## THE INPUT:
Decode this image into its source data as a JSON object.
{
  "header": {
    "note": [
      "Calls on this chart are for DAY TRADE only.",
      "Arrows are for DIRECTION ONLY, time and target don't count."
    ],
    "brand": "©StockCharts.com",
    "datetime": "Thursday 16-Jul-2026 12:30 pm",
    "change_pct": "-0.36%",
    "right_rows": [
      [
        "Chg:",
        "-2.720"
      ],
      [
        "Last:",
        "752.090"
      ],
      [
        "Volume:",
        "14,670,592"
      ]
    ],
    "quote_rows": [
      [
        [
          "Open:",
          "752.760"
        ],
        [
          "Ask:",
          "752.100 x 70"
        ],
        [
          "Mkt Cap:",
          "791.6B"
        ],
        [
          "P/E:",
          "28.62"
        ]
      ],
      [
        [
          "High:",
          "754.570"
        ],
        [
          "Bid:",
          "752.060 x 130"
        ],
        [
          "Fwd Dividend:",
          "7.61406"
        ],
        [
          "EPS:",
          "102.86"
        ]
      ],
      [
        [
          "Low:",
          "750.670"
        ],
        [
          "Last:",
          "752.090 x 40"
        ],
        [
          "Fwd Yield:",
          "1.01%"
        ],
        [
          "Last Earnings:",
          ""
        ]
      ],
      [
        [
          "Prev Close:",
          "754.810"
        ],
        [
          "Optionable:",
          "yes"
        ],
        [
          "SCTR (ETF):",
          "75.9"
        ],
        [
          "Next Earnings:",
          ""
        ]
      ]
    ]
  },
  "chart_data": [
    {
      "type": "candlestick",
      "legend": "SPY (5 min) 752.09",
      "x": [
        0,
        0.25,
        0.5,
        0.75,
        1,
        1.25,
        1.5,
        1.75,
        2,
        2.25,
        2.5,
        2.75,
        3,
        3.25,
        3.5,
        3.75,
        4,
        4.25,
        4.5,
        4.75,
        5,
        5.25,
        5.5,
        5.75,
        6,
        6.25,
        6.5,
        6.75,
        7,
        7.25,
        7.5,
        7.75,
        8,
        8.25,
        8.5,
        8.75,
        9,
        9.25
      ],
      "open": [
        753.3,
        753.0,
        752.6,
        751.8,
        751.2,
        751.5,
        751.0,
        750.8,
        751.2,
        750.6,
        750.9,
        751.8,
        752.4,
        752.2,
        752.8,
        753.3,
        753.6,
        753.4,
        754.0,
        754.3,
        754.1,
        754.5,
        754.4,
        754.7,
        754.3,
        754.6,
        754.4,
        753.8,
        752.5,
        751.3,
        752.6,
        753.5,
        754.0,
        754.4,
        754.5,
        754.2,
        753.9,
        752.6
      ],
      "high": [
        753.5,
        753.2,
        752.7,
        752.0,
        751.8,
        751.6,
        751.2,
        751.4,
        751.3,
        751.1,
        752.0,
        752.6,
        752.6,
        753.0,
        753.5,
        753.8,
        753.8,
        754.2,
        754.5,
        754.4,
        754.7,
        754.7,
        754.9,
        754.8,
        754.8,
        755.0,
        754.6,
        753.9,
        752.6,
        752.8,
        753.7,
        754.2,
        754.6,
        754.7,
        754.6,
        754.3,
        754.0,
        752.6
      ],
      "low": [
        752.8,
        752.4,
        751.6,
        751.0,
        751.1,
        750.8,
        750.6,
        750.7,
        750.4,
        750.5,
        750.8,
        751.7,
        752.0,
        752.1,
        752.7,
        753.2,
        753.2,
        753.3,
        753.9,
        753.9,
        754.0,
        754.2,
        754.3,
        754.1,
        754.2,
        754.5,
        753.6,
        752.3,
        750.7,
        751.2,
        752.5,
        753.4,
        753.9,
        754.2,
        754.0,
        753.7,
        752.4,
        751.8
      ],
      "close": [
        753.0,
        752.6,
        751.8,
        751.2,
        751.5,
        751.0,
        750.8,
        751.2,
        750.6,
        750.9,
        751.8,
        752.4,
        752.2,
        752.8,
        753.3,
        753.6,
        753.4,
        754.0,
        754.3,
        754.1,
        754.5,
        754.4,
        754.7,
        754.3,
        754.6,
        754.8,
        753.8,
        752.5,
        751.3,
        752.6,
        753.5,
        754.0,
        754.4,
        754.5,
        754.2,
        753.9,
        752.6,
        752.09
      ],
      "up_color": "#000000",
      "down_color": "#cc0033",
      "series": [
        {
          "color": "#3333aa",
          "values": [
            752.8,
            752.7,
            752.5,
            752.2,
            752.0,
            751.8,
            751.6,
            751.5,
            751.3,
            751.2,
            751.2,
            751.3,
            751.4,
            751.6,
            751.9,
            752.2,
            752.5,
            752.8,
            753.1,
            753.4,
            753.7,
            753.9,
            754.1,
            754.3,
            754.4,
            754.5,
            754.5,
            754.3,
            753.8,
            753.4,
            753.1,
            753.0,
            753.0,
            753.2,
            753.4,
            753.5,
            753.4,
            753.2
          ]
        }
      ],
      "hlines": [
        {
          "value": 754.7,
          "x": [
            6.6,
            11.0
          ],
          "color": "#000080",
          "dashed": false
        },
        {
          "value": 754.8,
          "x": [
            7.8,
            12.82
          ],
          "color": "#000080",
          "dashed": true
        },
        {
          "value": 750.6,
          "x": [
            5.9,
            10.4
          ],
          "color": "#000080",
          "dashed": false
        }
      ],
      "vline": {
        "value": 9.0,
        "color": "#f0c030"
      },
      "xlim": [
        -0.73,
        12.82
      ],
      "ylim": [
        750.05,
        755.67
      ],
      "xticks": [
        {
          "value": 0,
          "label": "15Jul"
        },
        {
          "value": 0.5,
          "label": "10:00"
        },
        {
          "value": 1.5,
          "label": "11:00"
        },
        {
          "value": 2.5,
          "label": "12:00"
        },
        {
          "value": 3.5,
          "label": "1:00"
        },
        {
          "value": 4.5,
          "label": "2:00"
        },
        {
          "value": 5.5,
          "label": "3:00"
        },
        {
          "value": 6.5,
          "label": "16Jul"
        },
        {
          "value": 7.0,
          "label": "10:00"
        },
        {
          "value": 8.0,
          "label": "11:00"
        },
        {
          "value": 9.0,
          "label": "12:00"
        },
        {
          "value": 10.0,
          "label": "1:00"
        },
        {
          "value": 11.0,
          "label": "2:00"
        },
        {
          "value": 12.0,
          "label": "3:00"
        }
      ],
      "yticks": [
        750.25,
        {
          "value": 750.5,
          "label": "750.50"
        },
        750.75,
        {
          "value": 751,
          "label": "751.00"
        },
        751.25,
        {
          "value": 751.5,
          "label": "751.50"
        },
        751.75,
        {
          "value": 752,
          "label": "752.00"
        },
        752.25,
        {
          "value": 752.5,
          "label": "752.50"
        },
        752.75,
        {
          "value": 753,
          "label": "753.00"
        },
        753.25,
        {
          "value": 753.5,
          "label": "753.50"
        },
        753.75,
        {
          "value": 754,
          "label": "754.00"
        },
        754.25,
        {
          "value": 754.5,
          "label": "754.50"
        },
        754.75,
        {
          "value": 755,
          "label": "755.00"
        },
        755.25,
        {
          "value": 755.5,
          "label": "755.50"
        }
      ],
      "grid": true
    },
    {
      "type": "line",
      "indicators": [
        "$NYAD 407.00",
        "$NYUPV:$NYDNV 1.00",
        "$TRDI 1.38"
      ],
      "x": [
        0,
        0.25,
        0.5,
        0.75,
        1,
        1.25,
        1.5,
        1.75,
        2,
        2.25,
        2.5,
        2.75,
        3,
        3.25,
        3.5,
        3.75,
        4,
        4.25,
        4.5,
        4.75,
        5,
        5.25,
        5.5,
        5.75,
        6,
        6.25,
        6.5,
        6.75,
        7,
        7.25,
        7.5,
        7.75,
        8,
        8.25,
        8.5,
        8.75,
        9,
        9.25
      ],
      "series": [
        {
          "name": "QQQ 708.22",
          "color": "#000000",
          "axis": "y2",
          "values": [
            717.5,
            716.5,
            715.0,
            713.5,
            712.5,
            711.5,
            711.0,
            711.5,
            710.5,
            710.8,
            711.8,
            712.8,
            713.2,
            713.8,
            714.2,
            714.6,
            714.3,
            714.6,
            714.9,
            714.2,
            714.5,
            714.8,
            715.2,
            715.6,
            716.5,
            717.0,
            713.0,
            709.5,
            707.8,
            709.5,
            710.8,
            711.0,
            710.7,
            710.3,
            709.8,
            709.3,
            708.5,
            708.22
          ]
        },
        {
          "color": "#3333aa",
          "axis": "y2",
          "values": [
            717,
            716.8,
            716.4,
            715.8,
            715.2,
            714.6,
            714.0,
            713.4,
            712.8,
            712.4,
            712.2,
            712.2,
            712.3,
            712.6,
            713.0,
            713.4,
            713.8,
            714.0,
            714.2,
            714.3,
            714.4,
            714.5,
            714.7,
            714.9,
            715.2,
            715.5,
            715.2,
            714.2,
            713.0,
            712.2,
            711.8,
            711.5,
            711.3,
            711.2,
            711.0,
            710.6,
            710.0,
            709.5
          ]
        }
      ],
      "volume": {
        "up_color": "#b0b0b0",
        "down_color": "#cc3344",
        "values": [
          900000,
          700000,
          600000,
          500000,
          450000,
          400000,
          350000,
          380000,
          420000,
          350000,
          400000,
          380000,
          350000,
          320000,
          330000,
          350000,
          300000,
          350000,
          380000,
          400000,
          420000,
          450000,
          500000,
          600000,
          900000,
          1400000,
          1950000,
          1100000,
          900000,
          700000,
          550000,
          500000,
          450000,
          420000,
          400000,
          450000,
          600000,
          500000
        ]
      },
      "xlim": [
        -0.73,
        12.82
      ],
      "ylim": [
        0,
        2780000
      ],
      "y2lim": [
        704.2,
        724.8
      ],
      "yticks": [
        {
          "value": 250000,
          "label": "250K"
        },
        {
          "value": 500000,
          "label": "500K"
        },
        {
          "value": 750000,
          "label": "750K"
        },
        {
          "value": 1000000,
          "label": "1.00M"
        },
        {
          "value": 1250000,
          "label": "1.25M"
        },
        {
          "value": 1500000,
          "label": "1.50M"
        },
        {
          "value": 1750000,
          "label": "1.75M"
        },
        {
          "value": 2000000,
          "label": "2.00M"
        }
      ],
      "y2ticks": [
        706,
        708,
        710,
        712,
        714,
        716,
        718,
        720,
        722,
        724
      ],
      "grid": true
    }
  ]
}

## DIRECTIVE:
In the entries above, identify every line with the string "this".

## EXPECTED ANSWER:
Decode this image into its source data as a JSON object.
      "Calls on this chart are for DAY TRADE only.",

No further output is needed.